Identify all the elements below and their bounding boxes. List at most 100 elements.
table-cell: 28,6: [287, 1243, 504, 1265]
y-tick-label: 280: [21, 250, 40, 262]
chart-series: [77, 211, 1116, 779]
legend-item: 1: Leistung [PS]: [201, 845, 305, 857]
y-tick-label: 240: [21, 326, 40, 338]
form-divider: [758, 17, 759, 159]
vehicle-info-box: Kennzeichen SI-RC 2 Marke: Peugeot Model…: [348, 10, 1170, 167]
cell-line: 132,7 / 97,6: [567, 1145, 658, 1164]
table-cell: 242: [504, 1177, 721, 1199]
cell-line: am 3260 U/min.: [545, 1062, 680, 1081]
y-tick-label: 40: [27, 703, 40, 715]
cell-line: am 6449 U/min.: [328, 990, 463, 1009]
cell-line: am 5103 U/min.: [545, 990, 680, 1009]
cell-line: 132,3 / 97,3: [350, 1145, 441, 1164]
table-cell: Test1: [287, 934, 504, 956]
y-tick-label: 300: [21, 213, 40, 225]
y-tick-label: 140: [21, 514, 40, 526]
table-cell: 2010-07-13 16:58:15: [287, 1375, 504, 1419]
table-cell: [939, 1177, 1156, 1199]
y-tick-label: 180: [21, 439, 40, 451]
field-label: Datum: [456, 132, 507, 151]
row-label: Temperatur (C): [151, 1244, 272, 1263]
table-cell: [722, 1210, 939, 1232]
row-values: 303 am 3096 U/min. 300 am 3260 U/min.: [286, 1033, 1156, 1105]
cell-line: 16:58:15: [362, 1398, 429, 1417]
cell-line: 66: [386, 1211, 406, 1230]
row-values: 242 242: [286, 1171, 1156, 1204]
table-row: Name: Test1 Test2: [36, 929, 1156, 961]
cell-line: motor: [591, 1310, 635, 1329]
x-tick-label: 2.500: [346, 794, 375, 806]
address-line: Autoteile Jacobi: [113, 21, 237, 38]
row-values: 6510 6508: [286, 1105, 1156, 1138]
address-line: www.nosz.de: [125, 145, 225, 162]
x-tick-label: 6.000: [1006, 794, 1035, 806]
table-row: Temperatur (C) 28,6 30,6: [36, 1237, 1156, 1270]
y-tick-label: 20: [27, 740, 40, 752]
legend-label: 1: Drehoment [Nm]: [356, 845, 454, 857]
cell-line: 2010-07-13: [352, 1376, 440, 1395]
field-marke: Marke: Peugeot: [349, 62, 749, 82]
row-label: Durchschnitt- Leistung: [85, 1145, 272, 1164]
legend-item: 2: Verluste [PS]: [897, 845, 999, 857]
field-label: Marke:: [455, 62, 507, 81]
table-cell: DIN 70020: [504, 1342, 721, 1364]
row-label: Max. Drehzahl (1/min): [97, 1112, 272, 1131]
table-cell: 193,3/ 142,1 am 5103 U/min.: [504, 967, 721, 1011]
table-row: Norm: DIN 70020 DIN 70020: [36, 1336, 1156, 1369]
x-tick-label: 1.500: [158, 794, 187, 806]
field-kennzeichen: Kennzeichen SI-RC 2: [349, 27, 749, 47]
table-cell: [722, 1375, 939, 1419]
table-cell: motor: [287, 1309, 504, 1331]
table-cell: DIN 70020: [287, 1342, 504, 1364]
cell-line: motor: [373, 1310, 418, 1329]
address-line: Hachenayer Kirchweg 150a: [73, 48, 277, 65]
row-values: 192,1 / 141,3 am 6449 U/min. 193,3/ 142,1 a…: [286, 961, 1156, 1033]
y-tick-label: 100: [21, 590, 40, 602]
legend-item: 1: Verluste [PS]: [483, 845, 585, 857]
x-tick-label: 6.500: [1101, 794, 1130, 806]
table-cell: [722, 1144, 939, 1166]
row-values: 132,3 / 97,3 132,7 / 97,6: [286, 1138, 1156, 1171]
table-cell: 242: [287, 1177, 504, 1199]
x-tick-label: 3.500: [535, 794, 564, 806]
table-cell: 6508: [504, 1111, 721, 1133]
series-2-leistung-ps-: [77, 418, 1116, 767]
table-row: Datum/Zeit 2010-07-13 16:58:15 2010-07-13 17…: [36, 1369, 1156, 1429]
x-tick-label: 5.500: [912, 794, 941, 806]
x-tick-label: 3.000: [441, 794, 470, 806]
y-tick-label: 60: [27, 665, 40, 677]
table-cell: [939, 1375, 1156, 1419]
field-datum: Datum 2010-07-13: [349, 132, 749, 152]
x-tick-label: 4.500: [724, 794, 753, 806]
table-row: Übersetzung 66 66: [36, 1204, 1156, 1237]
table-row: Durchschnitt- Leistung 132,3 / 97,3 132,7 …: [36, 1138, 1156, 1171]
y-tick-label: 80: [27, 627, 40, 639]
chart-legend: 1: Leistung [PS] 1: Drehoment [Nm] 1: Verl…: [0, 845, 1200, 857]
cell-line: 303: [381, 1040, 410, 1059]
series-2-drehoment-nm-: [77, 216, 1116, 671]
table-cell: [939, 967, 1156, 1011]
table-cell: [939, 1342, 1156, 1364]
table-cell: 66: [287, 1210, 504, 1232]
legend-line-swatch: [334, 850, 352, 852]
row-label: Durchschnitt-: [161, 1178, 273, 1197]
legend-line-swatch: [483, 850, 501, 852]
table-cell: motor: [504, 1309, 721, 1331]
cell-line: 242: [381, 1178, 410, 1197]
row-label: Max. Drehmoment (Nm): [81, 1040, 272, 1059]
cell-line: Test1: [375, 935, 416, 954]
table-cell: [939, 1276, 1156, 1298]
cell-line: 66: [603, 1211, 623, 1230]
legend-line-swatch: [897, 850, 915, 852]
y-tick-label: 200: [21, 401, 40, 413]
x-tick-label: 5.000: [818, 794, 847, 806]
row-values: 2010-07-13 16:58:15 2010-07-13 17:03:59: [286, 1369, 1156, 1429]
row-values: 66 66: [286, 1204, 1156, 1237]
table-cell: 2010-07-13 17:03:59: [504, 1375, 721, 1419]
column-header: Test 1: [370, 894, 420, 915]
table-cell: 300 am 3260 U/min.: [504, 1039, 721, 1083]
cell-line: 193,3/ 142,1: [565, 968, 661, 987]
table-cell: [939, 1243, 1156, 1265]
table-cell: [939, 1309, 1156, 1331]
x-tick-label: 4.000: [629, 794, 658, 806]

#####

What you are asked to do. Could you rewrite the data from its first line through the line containing "form-divider: [758, 17, 759, 159]", renaming "y-tick-label" to "y-axis-label" and changing nothing else?

Exercise output.
Identify all the elements below and their bounding boxes. List at most 100 elements.
table-cell: 28,6: [287, 1243, 504, 1265]
y-axis-label: 280: [21, 250, 40, 262]
chart-series: [77, 211, 1116, 779]
legend-item: 1: Leistung [PS]: [201, 845, 305, 857]
y-axis-label: 240: [21, 326, 40, 338]
form-divider: [758, 17, 759, 159]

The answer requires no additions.